---------- Rows

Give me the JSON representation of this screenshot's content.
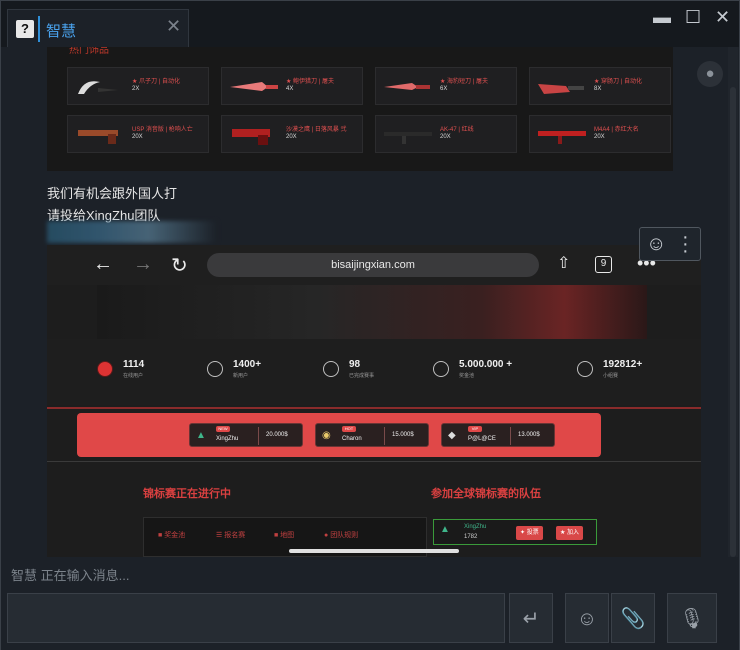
{
  "window": {
    "tab_title": "智慧",
    "help_glyph": "?",
    "close_tab_glyph": "✕",
    "minimize_glyph": "▬",
    "maximize_glyph": "☐",
    "close_glyph": "✕"
  },
  "market": {
    "header": "热门饰品",
    "items": [
      {
        "name": "★ 爪子刀 | 自动化",
        "price": "2X"
      },
      {
        "name": "★ 鲍伊猎刀 | 屠夫",
        "price": "4X"
      },
      {
        "name": "★ 海豹短刀 | 屠夫",
        "price": "6X"
      },
      {
        "name": "★ 穿肠刀 | 自动化",
        "price": "8X"
      },
      {
        "name": "USP 消音版 | 枪响人亡",
        "price": "20X"
      },
      {
        "name": "沙漠之鹰 | 日落风暴 弐",
        "price": "20X"
      },
      {
        "name": "AK-47 | 红线",
        "price": "20X"
      },
      {
        "name": "M4A4 | 赤红大名",
        "price": "20X"
      }
    ]
  },
  "message": {
    "line1": "我们有机会跟外国人打",
    "line2": "请投给XingZhu团队"
  },
  "phone": {
    "url": "bisaijingxian.com",
    "tab_count": "9",
    "stats": [
      {
        "value": "1114",
        "label": "在线用户"
      },
      {
        "value": "1400+",
        "label": "新用户"
      },
      {
        "value": "98",
        "label": "已完成赛事"
      },
      {
        "value": "5.000.000 +",
        "label": "奖金池"
      },
      {
        "value": "192812+",
        "label": "小组赛"
      }
    ],
    "teams": [
      {
        "badge": "NEW",
        "name": "XingZhu",
        "price": "20.000$"
      },
      {
        "badge": "HOT",
        "name": "Charon",
        "price": "15.000$"
      },
      {
        "badge": "VIP",
        "name": "P@L@CE",
        "price": "13.000$"
      }
    ],
    "section_left": "锦标赛正在进行中",
    "section_right": "参加全球锦标赛的队伍",
    "panel_tabs": [
      "奖金池",
      "报名赛",
      "地图",
      "团队规则"
    ],
    "team_row": {
      "name": "XingZhu",
      "score": "1782",
      "vote_label": "投票",
      "join_label": "加入"
    }
  },
  "status": {
    "typing": "智慧 正在输入消息..."
  },
  "input": {
    "placeholder": ""
  },
  "icons": {
    "send": "send-icon",
    "emoji": "emoji-icon",
    "attach": "paperclip-icon",
    "mic": "mic-icon"
  }
}
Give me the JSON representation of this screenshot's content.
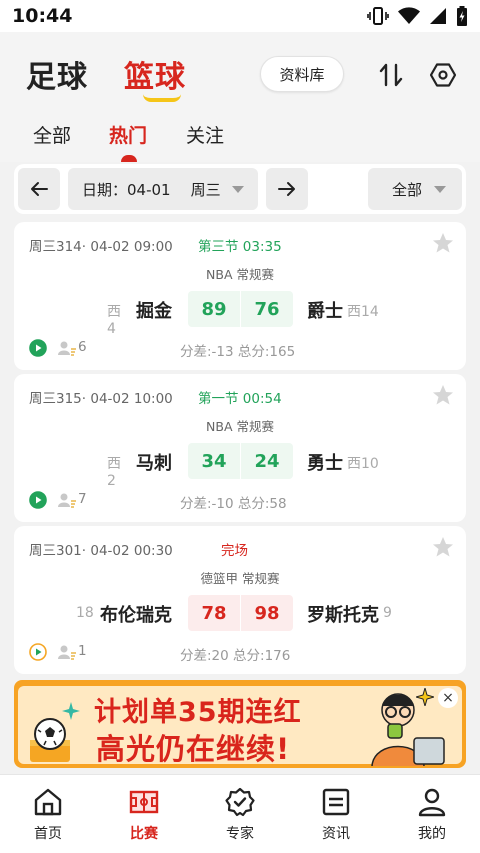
{
  "status_bar": {
    "time": "10:44"
  },
  "header": {
    "sport_tabs": [
      "足球",
      "篮球"
    ],
    "active_sport": "篮球",
    "database_button": "资料库",
    "sub_tabs": [
      "全部",
      "热门",
      "关注"
    ],
    "active_sub_tab": "热门"
  },
  "filter": {
    "date_label": "日期：04-01",
    "weekday": "周三",
    "scope": "全部"
  },
  "matches": [
    {
      "meta": "周三314· 04-02 09:00",
      "status_period": "第三节",
      "status_clock": "03:35",
      "state": "live",
      "league": "NBA 常规赛",
      "home": {
        "rank": "西4",
        "name": "掘金",
        "score": "89"
      },
      "away": {
        "rank": "西14",
        "name": "爵士",
        "score": "76"
      },
      "count": "6",
      "stats": "分差:-13   总分:165",
      "starred": false
    },
    {
      "meta": "周三315· 04-02 10:00",
      "status_period": "第一节",
      "status_clock": "00:54",
      "state": "live",
      "league": "NBA 常规赛",
      "home": {
        "rank": "西2",
        "name": "马刺",
        "score": "34"
      },
      "away": {
        "rank": "西10",
        "name": "勇士",
        "score": "24"
      },
      "count": "7",
      "stats": "分差:-10   总分:58",
      "starred": false
    },
    {
      "meta": "周三301· 04-02 00:30",
      "status_period": "完场",
      "status_clock": "",
      "state": "final",
      "league": "德篮甲 常规赛",
      "home": {
        "rank": "18",
        "name": "布伦瑞克",
        "score": "78"
      },
      "away": {
        "rank": "9",
        "name": "罗斯托克",
        "score": "98"
      },
      "count": "1",
      "stats": "分差:20   总分:176",
      "starred": false
    }
  ],
  "ad": {
    "line1": "计划单35期连红",
    "line2": "高光仍在继续!",
    "close": "×"
  },
  "bottom_nav": [
    {
      "label": "首页",
      "icon": "home-icon"
    },
    {
      "label": "比赛",
      "icon": "court-icon"
    },
    {
      "label": "专家",
      "icon": "expert-badge-icon"
    },
    {
      "label": "资讯",
      "icon": "news-icon"
    },
    {
      "label": "我的",
      "icon": "profile-icon"
    }
  ],
  "active_nav": "比赛",
  "colors": {
    "accent_red": "#d7261e",
    "live_green": "#22a35a",
    "underline_yellow": "#f5c518"
  }
}
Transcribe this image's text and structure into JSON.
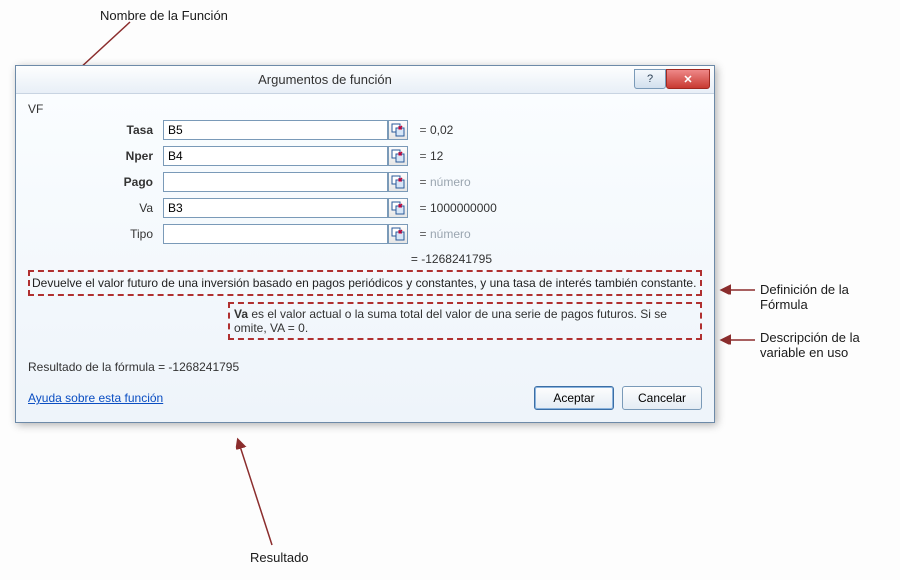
{
  "annotations": {
    "top": "Nombre de la Función",
    "right1": "Definición de la Fórmula",
    "right2": "Descripción de la variable en uso",
    "bottom": "Resultado"
  },
  "dialog": {
    "title": "Argumentos de función",
    "fn_name": "VF",
    "args": [
      {
        "label": "Tasa",
        "bold": true,
        "value": "B5",
        "result": "0,02",
        "placeholder": false
      },
      {
        "label": "Nper",
        "bold": true,
        "value": "B4",
        "result": "12",
        "placeholder": false
      },
      {
        "label": "Pago",
        "bold": true,
        "value": "",
        "result": "número",
        "placeholder": true
      },
      {
        "label": "Va",
        "bold": false,
        "value": "B3",
        "result": "1000000000",
        "placeholder": false
      },
      {
        "label": "Tipo",
        "bold": false,
        "value": "",
        "result": "número",
        "placeholder": true
      }
    ],
    "preview_prefix": "=  ",
    "preview_value": "-1268241795",
    "description": "Devuelve el valor futuro de una inversión basado en pagos periódicos y constantes, y una tasa de interés también constante.",
    "arg_desc_name": "Va",
    "arg_desc_text": "  es el valor actual o la suma total del valor de una serie de pagos futuros. Si se omite, VA = 0.",
    "result_label": "Resultado de la fórmula =   ",
    "result_value": "-1268241795",
    "help_link": "Ayuda sobre esta función",
    "ok": "Aceptar",
    "cancel": "Cancelar"
  }
}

--------------------

# Exercise goal:
From the entries above, list each line with "Resultado" in it.

# Expected answer:
    "bottom": "Resultado"
    "result_label": "Resultado de la fórmula =   ",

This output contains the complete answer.